What the exercise asks
The records that follow must be repeated verbatim, every one of them.

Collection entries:
────────
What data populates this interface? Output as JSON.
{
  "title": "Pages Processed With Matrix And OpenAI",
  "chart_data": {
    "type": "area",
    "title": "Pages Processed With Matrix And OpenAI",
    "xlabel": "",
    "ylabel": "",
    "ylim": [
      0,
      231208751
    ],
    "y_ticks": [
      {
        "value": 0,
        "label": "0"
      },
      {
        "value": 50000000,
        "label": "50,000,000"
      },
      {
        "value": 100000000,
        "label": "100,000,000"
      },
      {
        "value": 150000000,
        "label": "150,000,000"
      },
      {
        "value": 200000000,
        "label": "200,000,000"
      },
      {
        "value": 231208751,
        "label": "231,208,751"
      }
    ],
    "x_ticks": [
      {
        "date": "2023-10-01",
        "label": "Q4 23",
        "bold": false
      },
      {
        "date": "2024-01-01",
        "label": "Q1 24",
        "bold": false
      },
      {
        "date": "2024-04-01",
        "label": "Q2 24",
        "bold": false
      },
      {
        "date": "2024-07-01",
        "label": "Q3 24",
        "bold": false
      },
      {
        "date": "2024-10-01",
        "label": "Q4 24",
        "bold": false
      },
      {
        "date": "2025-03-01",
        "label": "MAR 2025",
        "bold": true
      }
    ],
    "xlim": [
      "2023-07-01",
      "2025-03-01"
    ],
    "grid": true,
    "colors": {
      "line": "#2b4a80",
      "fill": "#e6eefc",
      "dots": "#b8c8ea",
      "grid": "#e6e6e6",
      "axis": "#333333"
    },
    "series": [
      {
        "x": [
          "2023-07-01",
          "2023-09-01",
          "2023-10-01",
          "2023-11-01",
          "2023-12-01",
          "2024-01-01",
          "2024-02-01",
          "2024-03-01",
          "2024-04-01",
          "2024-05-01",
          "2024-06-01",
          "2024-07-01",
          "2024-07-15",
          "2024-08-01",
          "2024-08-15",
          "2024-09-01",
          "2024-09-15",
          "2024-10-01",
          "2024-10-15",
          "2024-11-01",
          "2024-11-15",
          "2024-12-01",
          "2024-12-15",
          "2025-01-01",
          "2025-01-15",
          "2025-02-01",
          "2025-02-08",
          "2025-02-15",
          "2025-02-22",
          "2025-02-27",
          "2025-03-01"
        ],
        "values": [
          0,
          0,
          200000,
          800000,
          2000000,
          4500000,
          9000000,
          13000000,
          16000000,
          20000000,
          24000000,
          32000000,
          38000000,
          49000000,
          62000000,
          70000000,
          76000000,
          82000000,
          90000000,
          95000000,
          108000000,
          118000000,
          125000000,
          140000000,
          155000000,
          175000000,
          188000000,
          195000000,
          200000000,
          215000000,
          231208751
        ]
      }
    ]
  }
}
────────
Solved exercise
What data populates this interface? Output as JSON.
{
  "title": "Pages Processed With Matrix And OpenAI",
  "chart_data": {
    "type": "area",
    "title": "Pages Processed With Matrix And OpenAI",
    "xlabel": "",
    "ylabel": "",
    "ylim": [
      0,
      231208751
    ],
    "y_ticks": [
      {
        "value": 0,
        "label": "0"
      },
      {
        "value": 50000000,
        "label": "50,000,000"
      },
      {
        "value": 100000000,
        "label": "100,000,000"
      },
      {
        "value": 150000000,
        "label": "150,000,000"
      },
      {
        "value": 200000000,
        "label": "200,000,000"
      },
      {
        "value": 231208751,
        "label": "231,208,751"
      }
    ],
    "x_ticks": [
      {
        "date": "2023-10-01",
        "label": "Q4 23",
        "bold": false
      },
      {
        "date": "2024-01-01",
        "label": "Q1 24",
        "bold": false
      },
      {
        "date": "2024-04-01",
        "label": "Q2 24",
        "bold": false
      },
      {
        "date": "2024-07-01",
        "label": "Q3 24",
        "bold": false
      },
      {
        "date": "2024-10-01",
        "label": "Q4 24",
        "bold": false
      },
      {
        "date": "2025-03-01",
        "label": "MAR 2025",
        "bold": true
      }
    ],
    "xlim": [
      "2023-07-01",
      "2025-03-01"
    ],
    "grid": true,
    "colors": {
      "line": "#2b4a80",
      "fill": "#e6eefc",
      "dots": "#b8c8ea",
      "grid": "#e6e6e6",
      "axis": "#333333"
    },
    "series": [
      {
        "x": [
          "2023-07-01",
          "2023-09-01",
          "2023-10-01",
          "2023-11-01",
          "2023-12-01",
          "2024-01-01",
          "2024-02-01",
          "2024-03-01",
          "2024-04-01",
          "2024-05-01",
          "2024-06-01",
          "2024-07-01",
          "2024-07-15",
          "2024-08-01",
          "2024-08-15",
          "2024-09-01",
          "2024-09-15",
          "2024-10-01",
          "2024-10-15",
          "2024-11-01",
          "2024-11-15",
          "2024-12-01",
          "2024-12-15",
          "2025-01-01",
          "2025-01-15",
          "2025-02-01",
          "2025-02-08",
          "2025-02-15",
          "2025-02-22",
          "2025-02-27",
          "2025-03-01"
        ],
        "values": [
          0,
          0,
          200000,
          800000,
          2000000,
          4500000,
          9000000,
          13000000,
          16000000,
          20000000,
          24000000,
          32000000,
          38000000,
          49000000,
          62000000,
          70000000,
          76000000,
          82000000,
          90000000,
          95000000,
          108000000,
          118000000,
          125000000,
          140000000,
          155000000,
          175000000,
          188000000,
          195000000,
          200000000,
          215000000,
          231208751
        ]
      }
    ]
  }
}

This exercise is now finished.